[Start THE RECORDS]

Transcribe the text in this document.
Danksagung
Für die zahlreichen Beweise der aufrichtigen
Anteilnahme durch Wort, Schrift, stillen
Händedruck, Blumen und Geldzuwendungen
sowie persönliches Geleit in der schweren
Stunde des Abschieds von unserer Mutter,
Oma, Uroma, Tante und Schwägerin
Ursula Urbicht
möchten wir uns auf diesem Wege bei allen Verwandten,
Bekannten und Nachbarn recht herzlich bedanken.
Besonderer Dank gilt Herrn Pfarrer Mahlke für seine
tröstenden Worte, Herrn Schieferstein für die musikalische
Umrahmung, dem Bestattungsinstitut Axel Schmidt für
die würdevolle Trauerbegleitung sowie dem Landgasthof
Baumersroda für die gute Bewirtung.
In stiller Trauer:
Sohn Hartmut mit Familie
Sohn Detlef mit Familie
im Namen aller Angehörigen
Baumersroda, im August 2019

[End THE RECORDS]

**DIRECTIONS:**
The data above must be returned in full, exactly as written.

**WRITTEN SOLUTION:**
Transcribe the text in this document.
Danksagung
Für die zahlreichen Beweise der aufrichtigen
Anteilnahme durch Wort, Schrift, stillen
Händedruck, Blumen und Geldzuwendungen
sowie persönliches Geleit in der schweren
Stunde des Abschieds von unserer Mutter,
Oma, Uroma, Tante und Schwägerin
Ursula Urbicht
möchten wir uns auf diesem Wege bei allen Verwandten,
Bekannten und Nachbarn recht herzlich bedanken.
Besonderer Dank gilt Herrn Pfarrer Mahlke für seine
tröstenden Worte, Herrn Schieferstein für die musikalische
Umrahmung, dem Bestattungsinstitut Axel Schmidt für
die würdevolle Trauerbegleitung sowie dem Landgasthof
Baumersroda für die gute Bewirtung.
In stiller Trauer:
Sohn Hartmut mit Familie
Sohn Detlef mit Familie
im Namen aller Angehörigen
Baumersroda, im August 2019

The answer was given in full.